_Items:_
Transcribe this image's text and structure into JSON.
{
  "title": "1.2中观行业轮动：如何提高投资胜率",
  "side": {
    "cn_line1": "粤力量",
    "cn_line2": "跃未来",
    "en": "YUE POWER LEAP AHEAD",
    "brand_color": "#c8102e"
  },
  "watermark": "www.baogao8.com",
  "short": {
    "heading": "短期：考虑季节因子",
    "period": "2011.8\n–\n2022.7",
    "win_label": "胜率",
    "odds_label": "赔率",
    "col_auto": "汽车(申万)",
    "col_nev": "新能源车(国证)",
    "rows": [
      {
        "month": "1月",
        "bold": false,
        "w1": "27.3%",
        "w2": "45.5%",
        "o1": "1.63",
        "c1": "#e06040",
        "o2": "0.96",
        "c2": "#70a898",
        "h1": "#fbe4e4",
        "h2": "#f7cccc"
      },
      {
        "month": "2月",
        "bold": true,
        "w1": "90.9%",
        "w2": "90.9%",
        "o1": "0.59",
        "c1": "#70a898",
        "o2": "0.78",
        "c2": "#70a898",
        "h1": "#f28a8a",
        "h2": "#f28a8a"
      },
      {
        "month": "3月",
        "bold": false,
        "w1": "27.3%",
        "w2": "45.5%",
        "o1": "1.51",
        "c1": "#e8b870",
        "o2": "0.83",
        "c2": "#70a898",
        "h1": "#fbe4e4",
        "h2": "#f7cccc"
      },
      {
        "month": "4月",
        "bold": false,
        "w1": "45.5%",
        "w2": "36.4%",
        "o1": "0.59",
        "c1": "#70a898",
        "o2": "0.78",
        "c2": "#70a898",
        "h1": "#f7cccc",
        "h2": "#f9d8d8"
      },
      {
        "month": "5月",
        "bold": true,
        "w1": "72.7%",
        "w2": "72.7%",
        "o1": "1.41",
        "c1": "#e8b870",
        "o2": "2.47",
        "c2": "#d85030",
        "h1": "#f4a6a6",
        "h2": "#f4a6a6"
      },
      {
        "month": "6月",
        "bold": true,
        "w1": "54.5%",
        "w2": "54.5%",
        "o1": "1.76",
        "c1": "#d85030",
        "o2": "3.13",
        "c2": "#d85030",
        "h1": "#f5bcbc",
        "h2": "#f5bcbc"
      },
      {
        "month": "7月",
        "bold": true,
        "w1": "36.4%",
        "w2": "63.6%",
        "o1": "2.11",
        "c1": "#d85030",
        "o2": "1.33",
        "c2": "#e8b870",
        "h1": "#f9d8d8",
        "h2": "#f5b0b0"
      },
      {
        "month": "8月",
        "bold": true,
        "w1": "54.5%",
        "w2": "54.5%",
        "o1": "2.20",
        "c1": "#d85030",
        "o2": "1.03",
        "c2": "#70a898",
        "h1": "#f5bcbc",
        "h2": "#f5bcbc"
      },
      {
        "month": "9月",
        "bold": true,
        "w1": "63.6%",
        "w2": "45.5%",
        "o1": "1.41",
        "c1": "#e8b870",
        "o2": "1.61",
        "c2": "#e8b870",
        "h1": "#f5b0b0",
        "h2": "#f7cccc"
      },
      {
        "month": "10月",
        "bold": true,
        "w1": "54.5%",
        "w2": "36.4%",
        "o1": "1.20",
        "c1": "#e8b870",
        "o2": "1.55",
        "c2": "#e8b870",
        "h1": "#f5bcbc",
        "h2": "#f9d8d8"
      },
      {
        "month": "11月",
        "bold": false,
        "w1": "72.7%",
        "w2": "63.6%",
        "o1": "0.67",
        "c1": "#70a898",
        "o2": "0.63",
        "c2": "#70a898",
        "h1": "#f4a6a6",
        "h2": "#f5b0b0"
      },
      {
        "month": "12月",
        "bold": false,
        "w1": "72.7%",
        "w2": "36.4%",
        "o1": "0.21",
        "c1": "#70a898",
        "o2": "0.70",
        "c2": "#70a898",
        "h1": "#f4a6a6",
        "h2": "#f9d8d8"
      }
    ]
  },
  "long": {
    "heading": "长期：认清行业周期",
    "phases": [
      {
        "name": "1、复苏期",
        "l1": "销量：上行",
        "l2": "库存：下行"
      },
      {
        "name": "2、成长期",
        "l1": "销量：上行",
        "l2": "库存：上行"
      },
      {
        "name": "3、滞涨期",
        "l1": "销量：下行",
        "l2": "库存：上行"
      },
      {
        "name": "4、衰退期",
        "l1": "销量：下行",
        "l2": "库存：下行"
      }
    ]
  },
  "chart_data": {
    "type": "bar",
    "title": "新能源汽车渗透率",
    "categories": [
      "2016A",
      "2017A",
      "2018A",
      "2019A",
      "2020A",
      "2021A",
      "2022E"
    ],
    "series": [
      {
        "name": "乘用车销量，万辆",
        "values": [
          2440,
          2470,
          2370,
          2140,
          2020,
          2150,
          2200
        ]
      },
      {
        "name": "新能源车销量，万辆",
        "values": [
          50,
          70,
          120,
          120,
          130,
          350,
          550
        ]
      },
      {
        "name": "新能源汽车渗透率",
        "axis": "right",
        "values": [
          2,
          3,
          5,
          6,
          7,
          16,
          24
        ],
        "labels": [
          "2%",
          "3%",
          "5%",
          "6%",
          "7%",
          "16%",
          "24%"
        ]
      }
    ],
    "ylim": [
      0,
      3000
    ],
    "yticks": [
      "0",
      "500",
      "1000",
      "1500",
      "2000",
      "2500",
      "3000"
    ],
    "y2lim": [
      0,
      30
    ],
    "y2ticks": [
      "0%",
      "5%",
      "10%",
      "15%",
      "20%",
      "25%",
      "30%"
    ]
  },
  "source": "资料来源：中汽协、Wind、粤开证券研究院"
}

_Exercise aim:_ Repeat all the records. Match each line exactly.

_The output:_
Transcribe this image's text and structure into JSON.
{
  "title": "1.2中观行业轮动：如何提高投资胜率",
  "side": {
    "cn_line1": "粤力量",
    "cn_line2": "跃未来",
    "en": "YUE POWER LEAP AHEAD",
    "brand_color": "#c8102e"
  },
  "watermark": "www.baogao8.com",
  "short": {
    "heading": "短期：考虑季节因子",
    "period": "2011.8\n–\n2022.7",
    "win_label": "胜率",
    "odds_label": "赔率",
    "col_auto": "汽车(申万)",
    "col_nev": "新能源车(国证)",
    "rows": [
      {
        "month": "1月",
        "bold": false,
        "w1": "27.3%",
        "w2": "45.5%",
        "o1": "1.63",
        "c1": "#e06040",
        "o2": "0.96",
        "c2": "#70a898",
        "h1": "#fbe4e4",
        "h2": "#f7cccc"
      },
      {
        "month": "2月",
        "bold": true,
        "w1": "90.9%",
        "w2": "90.9%",
        "o1": "0.59",
        "c1": "#70a898",
        "o2": "0.78",
        "c2": "#70a898",
        "h1": "#f28a8a",
        "h2": "#f28a8a"
      },
      {
        "month": "3月",
        "bold": false,
        "w1": "27.3%",
        "w2": "45.5%",
        "o1": "1.51",
        "c1": "#e8b870",
        "o2": "0.83",
        "c2": "#70a898",
        "h1": "#fbe4e4",
        "h2": "#f7cccc"
      },
      {
        "month": "4月",
        "bold": false,
        "w1": "45.5%",
        "w2": "36.4%",
        "o1": "0.59",
        "c1": "#70a898",
        "o2": "0.78",
        "c2": "#70a898",
        "h1": "#f7cccc",
        "h2": "#f9d8d8"
      },
      {
        "month": "5月",
        "bold": true,
        "w1": "72.7%",
        "w2": "72.7%",
        "o1": "1.41",
        "c1": "#e8b870",
        "o2": "2.47",
        "c2": "#d85030",
        "h1": "#f4a6a6",
        "h2": "#f4a6a6"
      },
      {
        "month": "6月",
        "bold": true,
        "w1": "54.5%",
        "w2": "54.5%",
        "o1": "1.76",
        "c1": "#d85030",
        "o2": "3.13",
        "c2": "#d85030",
        "h1": "#f5bcbc",
        "h2": "#f5bcbc"
      },
      {
        "month": "7月",
        "bold": true,
        "w1": "36.4%",
        "w2": "63.6%",
        "o1": "2.11",
        "c1": "#d85030",
        "o2": "1.33",
        "c2": "#e8b870",
        "h1": "#f9d8d8",
        "h2": "#f5b0b0"
      },
      {
        "month": "8月",
        "bold": true,
        "w1": "54.5%",
        "w2": "54.5%",
        "o1": "2.20",
        "c1": "#d85030",
        "o2": "1.03",
        "c2": "#70a898",
        "h1": "#f5bcbc",
        "h2": "#f5bcbc"
      },
      {
        "month": "9月",
        "bold": true,
        "w1": "63.6%",
        "w2": "45.5%",
        "o1": "1.41",
        "c1": "#e8b870",
        "o2": "1.61",
        "c2": "#e8b870",
        "h1": "#f5b0b0",
        "h2": "#f7cccc"
      },
      {
        "month": "10月",
        "bold": true,
        "w1": "54.5%",
        "w2": "36.4%",
        "o1": "1.20",
        "c1": "#e8b870",
        "o2": "1.55",
        "c2": "#e8b870",
        "h1": "#f5bcbc",
        "h2": "#f9d8d8"
      },
      {
        "month": "11月",
        "bold": false,
        "w1": "72.7%",
        "w2": "63.6%",
        "o1": "0.67",
        "c1": "#70a898",
        "o2": "0.63",
        "c2": "#70a898",
        "h1": "#f4a6a6",
        "h2": "#f5b0b0"
      },
      {
        "month": "12月",
        "bold": false,
        "w1": "72.7%",
        "w2": "36.4%",
        "o1": "0.21",
        "c1": "#70a898",
        "o2": "0.70",
        "c2": "#70a898",
        "h1": "#f4a6a6",
        "h2": "#f9d8d8"
      }
    ]
  },
  "long": {
    "heading": "长期：认清行业周期",
    "phases": [
      {
        "name": "1、复苏期",
        "l1": "销量：上行",
        "l2": "库存：下行"
      },
      {
        "name": "2、成长期",
        "l1": "销量：上行",
        "l2": "库存：上行"
      },
      {
        "name": "3、滞涨期",
        "l1": "销量：下行",
        "l2": "库存：上行"
      },
      {
        "name": "4、衰退期",
        "l1": "销量：下行",
        "l2": "库存：下行"
      }
    ]
  },
  "chart_data": {
    "type": "bar",
    "title": "新能源汽车渗透率",
    "categories": [
      "2016A",
      "2017A",
      "2018A",
      "2019A",
      "2020A",
      "2021A",
      "2022E"
    ],
    "series": [
      {
        "name": "乘用车销量，万辆",
        "values": [
          2440,
          2470,
          2370,
          2140,
          2020,
          2150,
          2200
        ]
      },
      {
        "name": "新能源车销量，万辆",
        "values": [
          50,
          70,
          120,
          120,
          130,
          350,
          550
        ]
      },
      {
        "name": "新能源汽车渗透率",
        "axis": "right",
        "values": [
          2,
          3,
          5,
          6,
          7,
          16,
          24
        ],
        "labels": [
          "2%",
          "3%",
          "5%",
          "6%",
          "7%",
          "16%",
          "24%"
        ]
      }
    ],
    "ylim": [
      0,
      3000
    ],
    "yticks": [
      "0",
      "500",
      "1000",
      "1500",
      "2000",
      "2500",
      "3000"
    ],
    "y2lim": [
      0,
      30
    ],
    "y2ticks": [
      "0%",
      "5%",
      "10%",
      "15%",
      "20%",
      "25%",
      "30%"
    ]
  },
  "source": "资料来源：中汽协、Wind、粤开证券研究院"
}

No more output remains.